>>>>>

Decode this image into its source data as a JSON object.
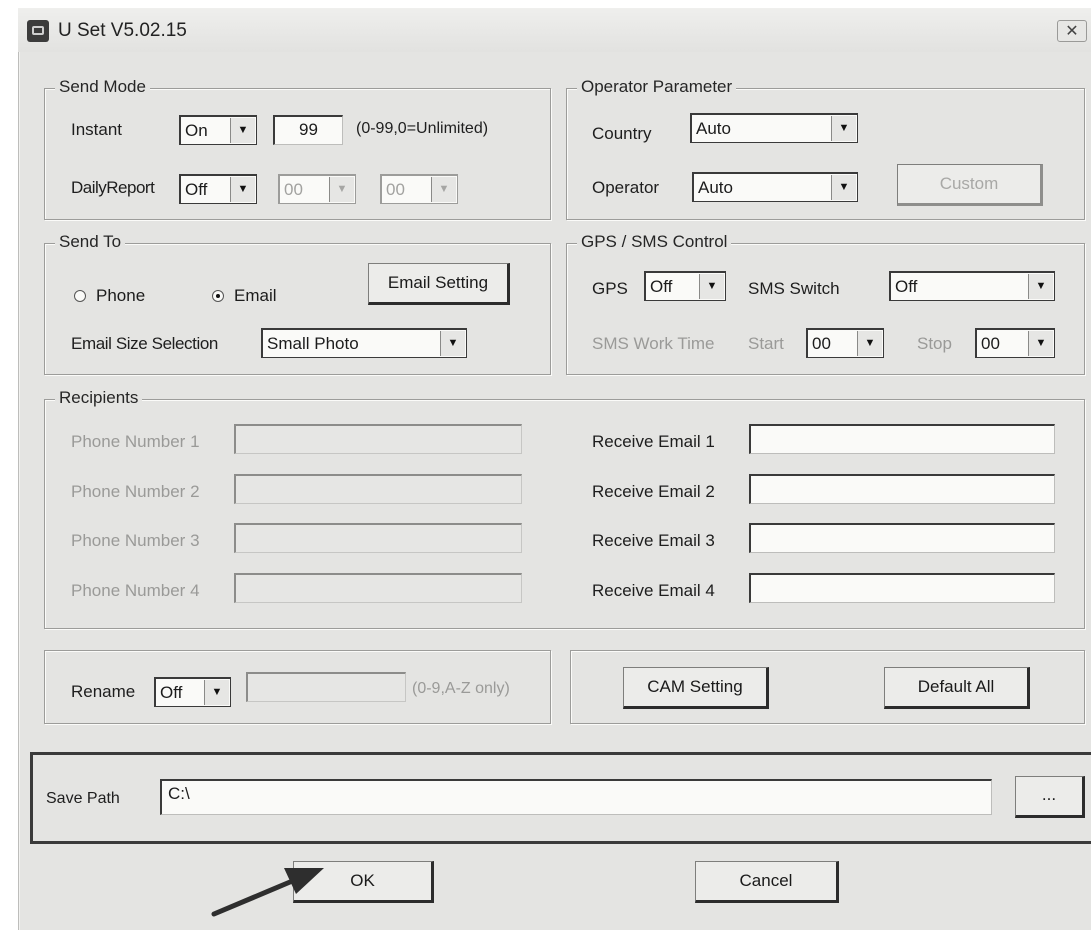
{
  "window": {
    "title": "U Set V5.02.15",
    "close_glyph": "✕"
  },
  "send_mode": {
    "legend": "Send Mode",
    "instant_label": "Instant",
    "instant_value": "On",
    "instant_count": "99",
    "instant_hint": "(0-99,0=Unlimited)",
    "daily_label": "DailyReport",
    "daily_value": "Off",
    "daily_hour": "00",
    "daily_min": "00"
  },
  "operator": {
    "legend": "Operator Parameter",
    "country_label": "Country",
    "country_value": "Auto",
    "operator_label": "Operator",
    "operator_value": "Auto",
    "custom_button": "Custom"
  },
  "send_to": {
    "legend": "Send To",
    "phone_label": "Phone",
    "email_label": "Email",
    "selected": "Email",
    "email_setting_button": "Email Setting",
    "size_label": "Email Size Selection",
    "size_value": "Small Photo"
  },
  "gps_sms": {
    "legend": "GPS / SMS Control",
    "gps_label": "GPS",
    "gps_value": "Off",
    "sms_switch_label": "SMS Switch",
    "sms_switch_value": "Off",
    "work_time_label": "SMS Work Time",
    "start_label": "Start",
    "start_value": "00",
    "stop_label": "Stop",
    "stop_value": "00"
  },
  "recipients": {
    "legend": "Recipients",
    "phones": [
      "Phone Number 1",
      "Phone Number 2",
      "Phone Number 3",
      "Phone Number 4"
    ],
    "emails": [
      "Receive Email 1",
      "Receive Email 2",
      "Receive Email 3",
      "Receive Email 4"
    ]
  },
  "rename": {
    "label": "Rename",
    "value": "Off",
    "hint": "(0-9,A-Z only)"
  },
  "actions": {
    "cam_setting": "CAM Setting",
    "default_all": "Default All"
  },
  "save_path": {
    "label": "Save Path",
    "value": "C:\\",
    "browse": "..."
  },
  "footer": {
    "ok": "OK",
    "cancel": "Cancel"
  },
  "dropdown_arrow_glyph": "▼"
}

<<<<<

* **Directions**: Locate each line containing the string "Number" and show it.

* **Correct result**:
      "Phone Number 1",
      "Phone Number 2",
      "Phone Number 3",
      "Phone Number 4"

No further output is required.